[START Dataset records]

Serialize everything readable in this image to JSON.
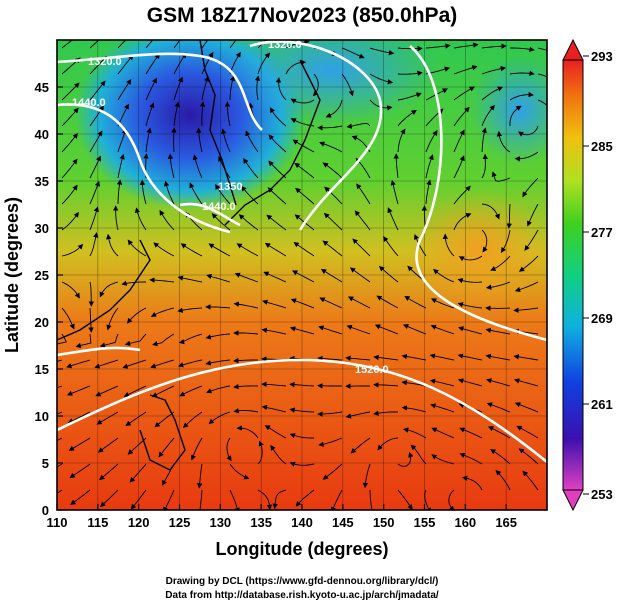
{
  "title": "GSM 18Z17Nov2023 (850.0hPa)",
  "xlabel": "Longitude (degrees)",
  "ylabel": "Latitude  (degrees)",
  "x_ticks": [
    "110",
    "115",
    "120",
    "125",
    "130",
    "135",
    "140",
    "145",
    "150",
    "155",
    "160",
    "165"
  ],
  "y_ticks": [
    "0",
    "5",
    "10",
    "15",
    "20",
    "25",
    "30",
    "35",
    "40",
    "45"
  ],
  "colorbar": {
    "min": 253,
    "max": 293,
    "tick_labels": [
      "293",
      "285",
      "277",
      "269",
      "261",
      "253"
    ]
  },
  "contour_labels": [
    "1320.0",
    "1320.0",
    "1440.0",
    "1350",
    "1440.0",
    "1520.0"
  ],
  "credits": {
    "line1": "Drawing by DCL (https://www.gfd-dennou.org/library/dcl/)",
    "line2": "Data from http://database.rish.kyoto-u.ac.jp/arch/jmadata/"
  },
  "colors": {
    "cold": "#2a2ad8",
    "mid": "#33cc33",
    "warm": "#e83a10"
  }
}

[END Dataset records]

◆ Task brief
Set down the material above as is, without any pictures.

◆ Solved exercise
Serialize everything readable in this image to JSON.
{
  "title": "GSM 18Z17Nov2023 (850.0hPa)",
  "xlabel": "Longitude (degrees)",
  "ylabel": "Latitude  (degrees)",
  "x_ticks": [
    "110",
    "115",
    "120",
    "125",
    "130",
    "135",
    "140",
    "145",
    "150",
    "155",
    "160",
    "165"
  ],
  "y_ticks": [
    "0",
    "5",
    "10",
    "15",
    "20",
    "25",
    "30",
    "35",
    "40",
    "45"
  ],
  "colorbar": {
    "min": 253,
    "max": 293,
    "tick_labels": [
      "293",
      "285",
      "277",
      "269",
      "261",
      "253"
    ]
  },
  "contour_labels": [
    "1320.0",
    "1320.0",
    "1440.0",
    "1350",
    "1440.0",
    "1520.0"
  ],
  "credits": {
    "line1": "Drawing by DCL (https://www.gfd-dennou.org/library/dcl/)",
    "line2": "Data from http://database.rish.kyoto-u.ac.jp/arch/jmadata/"
  },
  "colors": {
    "cold": "#2a2ad8",
    "mid": "#33cc33",
    "warm": "#e83a10"
  }
}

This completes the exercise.